● RECORDS SHOWN:
[start]
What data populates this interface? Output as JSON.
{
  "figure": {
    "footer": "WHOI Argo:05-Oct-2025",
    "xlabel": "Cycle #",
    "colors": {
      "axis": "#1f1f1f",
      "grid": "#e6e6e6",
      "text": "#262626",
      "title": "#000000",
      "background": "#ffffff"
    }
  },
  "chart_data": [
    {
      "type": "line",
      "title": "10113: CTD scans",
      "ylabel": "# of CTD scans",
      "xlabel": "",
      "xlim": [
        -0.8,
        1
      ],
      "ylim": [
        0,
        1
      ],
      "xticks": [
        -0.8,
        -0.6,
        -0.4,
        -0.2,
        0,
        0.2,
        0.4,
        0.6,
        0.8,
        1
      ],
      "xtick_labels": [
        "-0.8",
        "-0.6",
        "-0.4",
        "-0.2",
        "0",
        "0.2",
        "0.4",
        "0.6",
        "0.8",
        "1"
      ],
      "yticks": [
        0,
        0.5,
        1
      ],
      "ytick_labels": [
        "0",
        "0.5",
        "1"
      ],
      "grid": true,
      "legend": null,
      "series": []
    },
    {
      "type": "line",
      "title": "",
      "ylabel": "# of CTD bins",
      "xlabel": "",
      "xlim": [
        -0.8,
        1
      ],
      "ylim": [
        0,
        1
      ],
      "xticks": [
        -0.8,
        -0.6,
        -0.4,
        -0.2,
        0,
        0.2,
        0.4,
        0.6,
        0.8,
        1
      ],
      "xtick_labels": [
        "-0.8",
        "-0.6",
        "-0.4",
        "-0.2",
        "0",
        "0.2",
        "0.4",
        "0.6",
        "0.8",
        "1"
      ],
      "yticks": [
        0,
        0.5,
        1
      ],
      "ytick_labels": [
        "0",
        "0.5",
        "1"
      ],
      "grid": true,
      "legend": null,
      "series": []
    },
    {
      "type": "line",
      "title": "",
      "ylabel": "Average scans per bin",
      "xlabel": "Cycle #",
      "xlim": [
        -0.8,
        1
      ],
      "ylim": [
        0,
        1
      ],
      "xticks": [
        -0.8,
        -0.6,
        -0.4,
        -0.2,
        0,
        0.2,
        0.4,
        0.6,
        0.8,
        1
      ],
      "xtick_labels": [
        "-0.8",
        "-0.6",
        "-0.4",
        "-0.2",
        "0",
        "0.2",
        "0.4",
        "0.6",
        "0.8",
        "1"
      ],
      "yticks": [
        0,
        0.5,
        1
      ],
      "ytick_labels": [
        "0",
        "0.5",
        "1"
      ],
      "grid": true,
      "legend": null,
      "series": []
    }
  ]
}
[end]
● REQUEST:
Every line of the records that includes the word "ylabel" should be gathered.

● WRITTEN SOLUTION:
      "ylabel": "# of CTD scans",
      "ylabel": "# of CTD bins",
      "ylabel": "Average scans per bin",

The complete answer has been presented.